(Data records)
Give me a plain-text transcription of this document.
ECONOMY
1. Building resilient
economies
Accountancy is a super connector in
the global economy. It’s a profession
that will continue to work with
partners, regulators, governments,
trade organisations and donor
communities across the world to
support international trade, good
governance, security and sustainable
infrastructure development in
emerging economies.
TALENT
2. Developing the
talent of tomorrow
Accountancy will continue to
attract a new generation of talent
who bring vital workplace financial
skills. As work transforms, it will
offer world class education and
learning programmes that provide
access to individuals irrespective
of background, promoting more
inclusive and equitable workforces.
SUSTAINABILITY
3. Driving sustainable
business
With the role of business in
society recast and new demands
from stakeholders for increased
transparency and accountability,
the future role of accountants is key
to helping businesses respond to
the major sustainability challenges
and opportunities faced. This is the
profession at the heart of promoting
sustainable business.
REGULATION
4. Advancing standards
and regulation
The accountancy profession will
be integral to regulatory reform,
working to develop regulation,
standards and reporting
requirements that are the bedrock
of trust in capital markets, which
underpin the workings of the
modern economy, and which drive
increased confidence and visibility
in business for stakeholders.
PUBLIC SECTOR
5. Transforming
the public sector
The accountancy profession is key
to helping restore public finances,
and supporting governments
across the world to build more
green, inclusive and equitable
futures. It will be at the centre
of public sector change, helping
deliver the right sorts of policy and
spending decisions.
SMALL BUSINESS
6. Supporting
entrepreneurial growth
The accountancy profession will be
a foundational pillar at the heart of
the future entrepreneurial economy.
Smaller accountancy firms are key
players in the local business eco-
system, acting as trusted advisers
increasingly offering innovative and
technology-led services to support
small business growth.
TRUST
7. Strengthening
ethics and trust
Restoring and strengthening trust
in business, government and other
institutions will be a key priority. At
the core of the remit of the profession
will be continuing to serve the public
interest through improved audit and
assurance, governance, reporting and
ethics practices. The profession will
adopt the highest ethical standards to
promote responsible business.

* * *

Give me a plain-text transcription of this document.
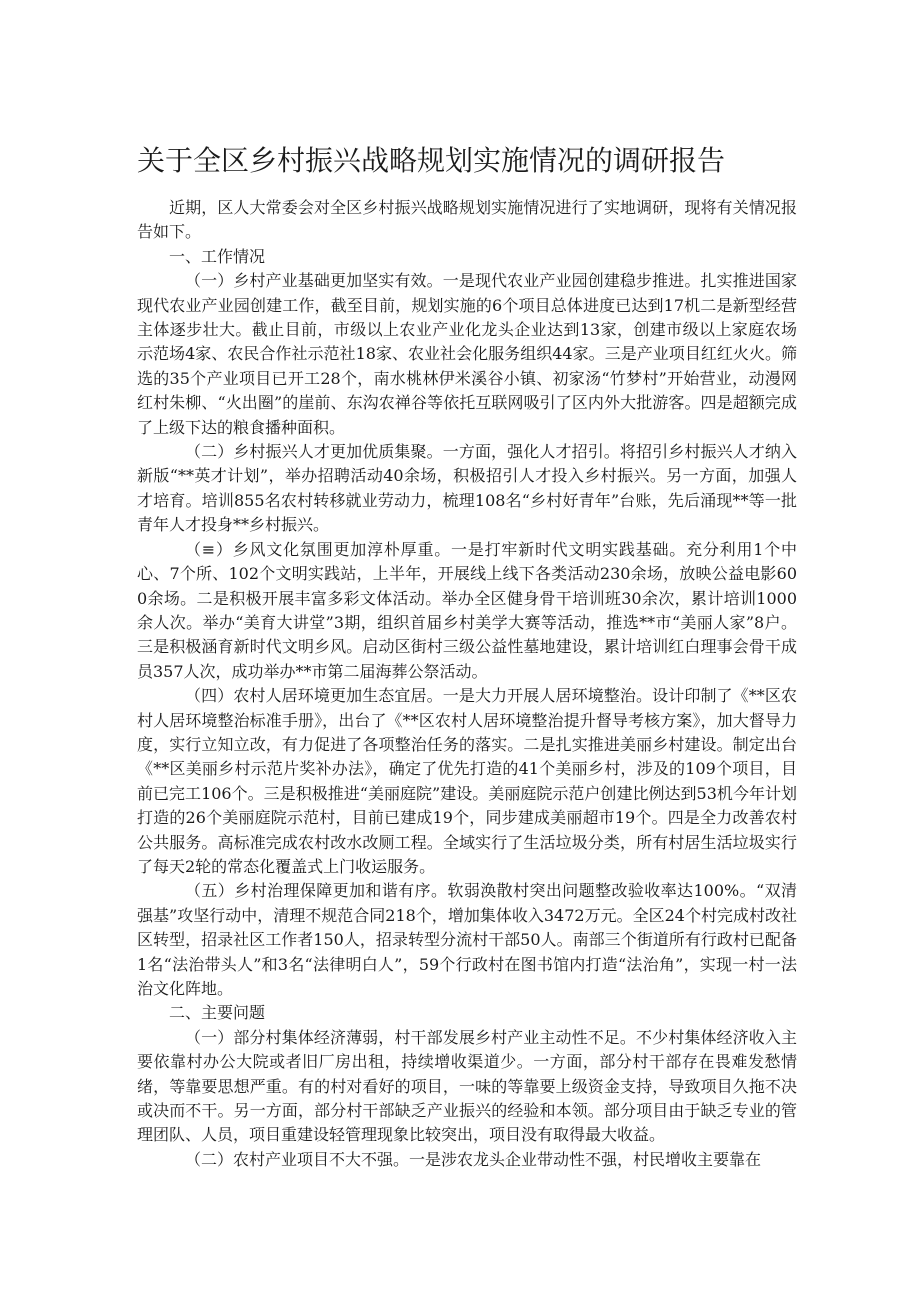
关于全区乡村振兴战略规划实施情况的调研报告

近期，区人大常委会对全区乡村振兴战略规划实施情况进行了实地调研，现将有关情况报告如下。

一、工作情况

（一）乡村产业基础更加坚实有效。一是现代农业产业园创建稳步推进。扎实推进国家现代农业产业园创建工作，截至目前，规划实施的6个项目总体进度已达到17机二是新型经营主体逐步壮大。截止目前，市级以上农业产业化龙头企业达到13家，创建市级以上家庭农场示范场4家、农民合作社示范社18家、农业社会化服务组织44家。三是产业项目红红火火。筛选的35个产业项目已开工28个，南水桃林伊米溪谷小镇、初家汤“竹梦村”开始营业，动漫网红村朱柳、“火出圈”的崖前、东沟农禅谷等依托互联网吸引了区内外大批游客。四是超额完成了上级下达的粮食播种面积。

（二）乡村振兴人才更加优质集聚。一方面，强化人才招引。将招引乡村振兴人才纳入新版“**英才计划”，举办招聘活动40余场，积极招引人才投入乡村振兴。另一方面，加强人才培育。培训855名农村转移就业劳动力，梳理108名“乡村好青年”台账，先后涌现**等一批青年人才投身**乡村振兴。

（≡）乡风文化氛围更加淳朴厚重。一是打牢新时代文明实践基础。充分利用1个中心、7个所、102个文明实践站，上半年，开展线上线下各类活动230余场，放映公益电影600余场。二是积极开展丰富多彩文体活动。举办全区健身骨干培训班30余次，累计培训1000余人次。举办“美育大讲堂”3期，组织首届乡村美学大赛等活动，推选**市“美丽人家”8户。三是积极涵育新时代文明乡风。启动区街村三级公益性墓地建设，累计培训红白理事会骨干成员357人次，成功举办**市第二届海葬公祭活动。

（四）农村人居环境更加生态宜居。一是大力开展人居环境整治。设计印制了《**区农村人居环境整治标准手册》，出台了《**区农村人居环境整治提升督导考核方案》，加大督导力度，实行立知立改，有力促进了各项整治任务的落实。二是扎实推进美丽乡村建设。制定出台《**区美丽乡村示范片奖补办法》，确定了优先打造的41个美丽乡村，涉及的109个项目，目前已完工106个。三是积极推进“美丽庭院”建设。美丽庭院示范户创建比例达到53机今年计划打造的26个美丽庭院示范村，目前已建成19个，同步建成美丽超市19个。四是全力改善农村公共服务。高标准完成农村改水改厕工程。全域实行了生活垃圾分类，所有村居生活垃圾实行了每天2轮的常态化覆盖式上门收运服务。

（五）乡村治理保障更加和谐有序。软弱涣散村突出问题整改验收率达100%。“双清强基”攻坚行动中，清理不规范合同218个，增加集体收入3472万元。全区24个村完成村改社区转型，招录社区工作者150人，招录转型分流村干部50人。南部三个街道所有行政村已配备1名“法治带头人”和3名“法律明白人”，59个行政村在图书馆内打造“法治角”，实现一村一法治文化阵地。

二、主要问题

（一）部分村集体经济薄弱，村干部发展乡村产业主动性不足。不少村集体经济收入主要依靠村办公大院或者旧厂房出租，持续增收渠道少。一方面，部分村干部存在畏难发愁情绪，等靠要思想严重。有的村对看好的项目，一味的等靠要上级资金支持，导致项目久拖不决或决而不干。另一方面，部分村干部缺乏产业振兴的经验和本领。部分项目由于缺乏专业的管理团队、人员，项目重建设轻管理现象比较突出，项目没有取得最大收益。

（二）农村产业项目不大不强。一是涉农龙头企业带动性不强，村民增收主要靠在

> SHORT EXERCISE:
Filter the entries above down to the lines containing the word "inclusive".

> ANSWER FOR THE TASK:
inclusive and equitable workforces.
green, inclusive and equitable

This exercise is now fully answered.